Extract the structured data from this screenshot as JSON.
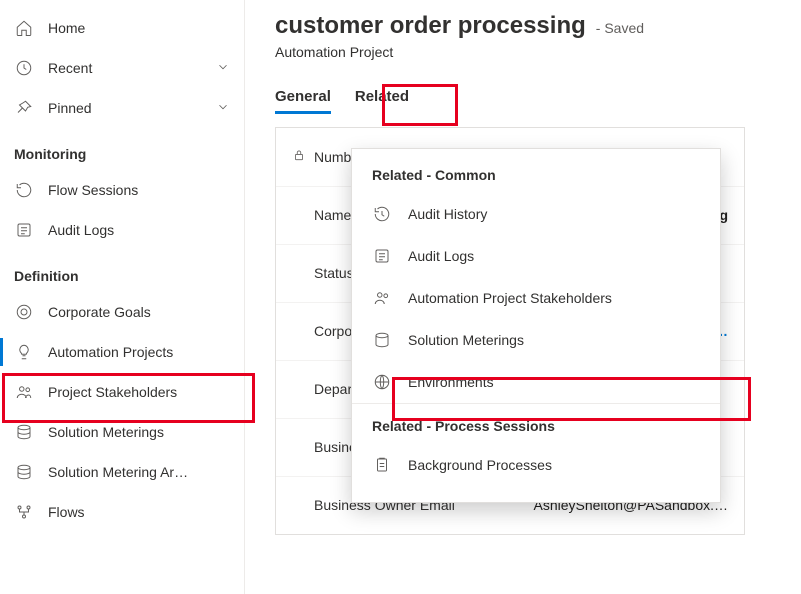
{
  "sidebar": {
    "top": [
      {
        "name": "home",
        "label": "Home"
      },
      {
        "name": "recent",
        "label": "Recent",
        "chevron": true
      },
      {
        "name": "pinned",
        "label": "Pinned",
        "chevron": true
      }
    ],
    "sections": [
      {
        "title": "Monitoring",
        "items": [
          {
            "name": "flow-sessions",
            "label": "Flow Sessions"
          },
          {
            "name": "audit-logs",
            "label": "Audit Logs"
          }
        ]
      },
      {
        "title": "Definition",
        "items": [
          {
            "name": "corporate-goals",
            "label": "Corporate Goals"
          },
          {
            "name": "automation-projects",
            "label": "Automation Projects",
            "active": true
          },
          {
            "name": "project-stakeholders",
            "label": "Project Stakeholders"
          },
          {
            "name": "solution-meterings",
            "label": "Solution Meterings"
          },
          {
            "name": "solution-metering-ar",
            "label": "Solution Metering Ar…"
          },
          {
            "name": "flows",
            "label": "Flows"
          }
        ]
      }
    ]
  },
  "header": {
    "title": "customer order processing",
    "saved": "- Saved",
    "subtitle": "Automation Project"
  },
  "tabs": [
    {
      "label": "General",
      "active": true
    },
    {
      "label": "Related"
    }
  ],
  "form": {
    "rows": [
      {
        "label": "Number",
        "locked": true,
        "value": ""
      },
      {
        "label": "Name",
        "value": "ing",
        "bold": true
      },
      {
        "label": "Status",
        "value": ""
      },
      {
        "label": "Corporate",
        "value": "h Aut…",
        "link": true
      },
      {
        "label": "Department",
        "value": ""
      },
      {
        "label": "Business",
        "value": ""
      },
      {
        "label": "Business Owner Email",
        "value": "AshleyShelton@PASandbox.…"
      }
    ]
  },
  "menu": {
    "groups": [
      {
        "title": "Related - Common",
        "items": [
          {
            "name": "audit-history",
            "label": "Audit History"
          },
          {
            "name": "audit-logs",
            "label": "Audit Logs"
          },
          {
            "name": "stakeholders",
            "label": "Automation Project Stakeholders"
          },
          {
            "name": "solution-meterings",
            "label": "Solution Meterings"
          },
          {
            "name": "environments",
            "label": "Environments"
          }
        ]
      },
      {
        "title": "Related - Process Sessions",
        "items": [
          {
            "name": "background-processes",
            "label": "Background Processes"
          }
        ]
      }
    ]
  }
}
--------------------------------
Required work: All records above are to be printed exactly, minus the pictures they contain.

Exercise solution:
Extract the structured data from this screenshot as JSON.
{
  "sidebar": {
    "top": [
      {
        "name": "home",
        "label": "Home"
      },
      {
        "name": "recent",
        "label": "Recent",
        "chevron": true
      },
      {
        "name": "pinned",
        "label": "Pinned",
        "chevron": true
      }
    ],
    "sections": [
      {
        "title": "Monitoring",
        "items": [
          {
            "name": "flow-sessions",
            "label": "Flow Sessions"
          },
          {
            "name": "audit-logs",
            "label": "Audit Logs"
          }
        ]
      },
      {
        "title": "Definition",
        "items": [
          {
            "name": "corporate-goals",
            "label": "Corporate Goals"
          },
          {
            "name": "automation-projects",
            "label": "Automation Projects",
            "active": true
          },
          {
            "name": "project-stakeholders",
            "label": "Project Stakeholders"
          },
          {
            "name": "solution-meterings",
            "label": "Solution Meterings"
          },
          {
            "name": "solution-metering-ar",
            "label": "Solution Metering Ar…"
          },
          {
            "name": "flows",
            "label": "Flows"
          }
        ]
      }
    ]
  },
  "header": {
    "title": "customer order processing",
    "saved": "- Saved",
    "subtitle": "Automation Project"
  },
  "tabs": [
    {
      "label": "General",
      "active": true
    },
    {
      "label": "Related"
    }
  ],
  "form": {
    "rows": [
      {
        "label": "Number",
        "locked": true,
        "value": ""
      },
      {
        "label": "Name",
        "value": "ing",
        "bold": true
      },
      {
        "label": "Status",
        "value": ""
      },
      {
        "label": "Corporate",
        "value": "h Aut…",
        "link": true
      },
      {
        "label": "Department",
        "value": ""
      },
      {
        "label": "Business",
        "value": ""
      },
      {
        "label": "Business Owner Email",
        "value": "AshleyShelton@PASandbox.…"
      }
    ]
  },
  "menu": {
    "groups": [
      {
        "title": "Related - Common",
        "items": [
          {
            "name": "audit-history",
            "label": "Audit History"
          },
          {
            "name": "audit-logs",
            "label": "Audit Logs"
          },
          {
            "name": "stakeholders",
            "label": "Automation Project Stakeholders"
          },
          {
            "name": "solution-meterings",
            "label": "Solution Meterings"
          },
          {
            "name": "environments",
            "label": "Environments"
          }
        ]
      },
      {
        "title": "Related - Process Sessions",
        "items": [
          {
            "name": "background-processes",
            "label": "Background Processes"
          }
        ]
      }
    ]
  }
}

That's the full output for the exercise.